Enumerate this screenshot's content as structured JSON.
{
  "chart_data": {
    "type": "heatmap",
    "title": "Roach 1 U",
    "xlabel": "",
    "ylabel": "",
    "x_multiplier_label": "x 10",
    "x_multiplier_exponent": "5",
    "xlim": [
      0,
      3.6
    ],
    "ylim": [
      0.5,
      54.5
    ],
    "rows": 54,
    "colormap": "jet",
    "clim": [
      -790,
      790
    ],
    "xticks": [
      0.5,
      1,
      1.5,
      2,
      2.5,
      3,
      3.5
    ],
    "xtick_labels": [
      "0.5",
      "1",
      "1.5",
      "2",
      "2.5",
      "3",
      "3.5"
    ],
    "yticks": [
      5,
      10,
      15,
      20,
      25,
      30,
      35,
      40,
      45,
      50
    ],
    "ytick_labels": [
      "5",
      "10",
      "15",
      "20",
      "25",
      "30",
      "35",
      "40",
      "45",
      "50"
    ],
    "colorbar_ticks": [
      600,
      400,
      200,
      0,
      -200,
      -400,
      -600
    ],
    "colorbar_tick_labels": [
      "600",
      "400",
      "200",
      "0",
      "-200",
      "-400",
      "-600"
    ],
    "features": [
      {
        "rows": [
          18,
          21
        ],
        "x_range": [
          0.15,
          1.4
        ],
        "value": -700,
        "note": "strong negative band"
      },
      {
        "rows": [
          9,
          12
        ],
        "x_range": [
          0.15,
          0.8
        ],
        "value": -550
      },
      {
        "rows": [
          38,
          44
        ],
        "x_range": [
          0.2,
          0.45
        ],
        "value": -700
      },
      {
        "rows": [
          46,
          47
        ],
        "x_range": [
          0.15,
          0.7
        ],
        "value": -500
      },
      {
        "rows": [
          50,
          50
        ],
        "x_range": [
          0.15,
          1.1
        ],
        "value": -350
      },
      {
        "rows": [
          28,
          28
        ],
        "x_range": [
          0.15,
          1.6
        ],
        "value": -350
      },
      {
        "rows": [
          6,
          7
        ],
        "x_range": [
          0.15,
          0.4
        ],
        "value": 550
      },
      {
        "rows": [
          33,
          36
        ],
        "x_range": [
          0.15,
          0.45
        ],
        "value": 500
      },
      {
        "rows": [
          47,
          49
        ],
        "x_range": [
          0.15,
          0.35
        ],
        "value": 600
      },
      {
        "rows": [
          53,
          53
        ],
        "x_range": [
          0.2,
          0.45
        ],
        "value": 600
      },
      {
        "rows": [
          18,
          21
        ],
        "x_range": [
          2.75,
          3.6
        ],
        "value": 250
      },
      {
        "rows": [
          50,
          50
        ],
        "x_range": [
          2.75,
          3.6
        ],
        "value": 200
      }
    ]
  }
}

#### Work instructions:
Write the data back out verbatim.

#### Reply:
Enumerate this screenshot's content as structured JSON.
{
  "chart_data": {
    "type": "heatmap",
    "title": "Roach 1 U",
    "xlabel": "",
    "ylabel": "",
    "x_multiplier_label": "x 10",
    "x_multiplier_exponent": "5",
    "xlim": [
      0,
      3.6
    ],
    "ylim": [
      0.5,
      54.5
    ],
    "rows": 54,
    "colormap": "jet",
    "clim": [
      -790,
      790
    ],
    "xticks": [
      0.5,
      1,
      1.5,
      2,
      2.5,
      3,
      3.5
    ],
    "xtick_labels": [
      "0.5",
      "1",
      "1.5",
      "2",
      "2.5",
      "3",
      "3.5"
    ],
    "yticks": [
      5,
      10,
      15,
      20,
      25,
      30,
      35,
      40,
      45,
      50
    ],
    "ytick_labels": [
      "5",
      "10",
      "15",
      "20",
      "25",
      "30",
      "35",
      "40",
      "45",
      "50"
    ],
    "colorbar_ticks": [
      600,
      400,
      200,
      0,
      -200,
      -400,
      -600
    ],
    "colorbar_tick_labels": [
      "600",
      "400",
      "200",
      "0",
      "-200",
      "-400",
      "-600"
    ],
    "features": [
      {
        "rows": [
          18,
          21
        ],
        "x_range": [
          0.15,
          1.4
        ],
        "value": -700,
        "note": "strong negative band"
      },
      {
        "rows": [
          9,
          12
        ],
        "x_range": [
          0.15,
          0.8
        ],
        "value": -550
      },
      {
        "rows": [
          38,
          44
        ],
        "x_range": [
          0.2,
          0.45
        ],
        "value": -700
      },
      {
        "rows": [
          46,
          47
        ],
        "x_range": [
          0.15,
          0.7
        ],
        "value": -500
      },
      {
        "rows": [
          50,
          50
        ],
        "x_range": [
          0.15,
          1.1
        ],
        "value": -350
      },
      {
        "rows": [
          28,
          28
        ],
        "x_range": [
          0.15,
          1.6
        ],
        "value": -350
      },
      {
        "rows": [
          6,
          7
        ],
        "x_range": [
          0.15,
          0.4
        ],
        "value": 550
      },
      {
        "rows": [
          33,
          36
        ],
        "x_range": [
          0.15,
          0.45
        ],
        "value": 500
      },
      {
        "rows": [
          47,
          49
        ],
        "x_range": [
          0.15,
          0.35
        ],
        "value": 600
      },
      {
        "rows": [
          53,
          53
        ],
        "x_range": [
          0.2,
          0.45
        ],
        "value": 600
      },
      {
        "rows": [
          18,
          21
        ],
        "x_range": [
          2.75,
          3.6
        ],
        "value": 250
      },
      {
        "rows": [
          50,
          50
        ],
        "x_range": [
          2.75,
          3.6
        ],
        "value": 200
      }
    ]
  }
}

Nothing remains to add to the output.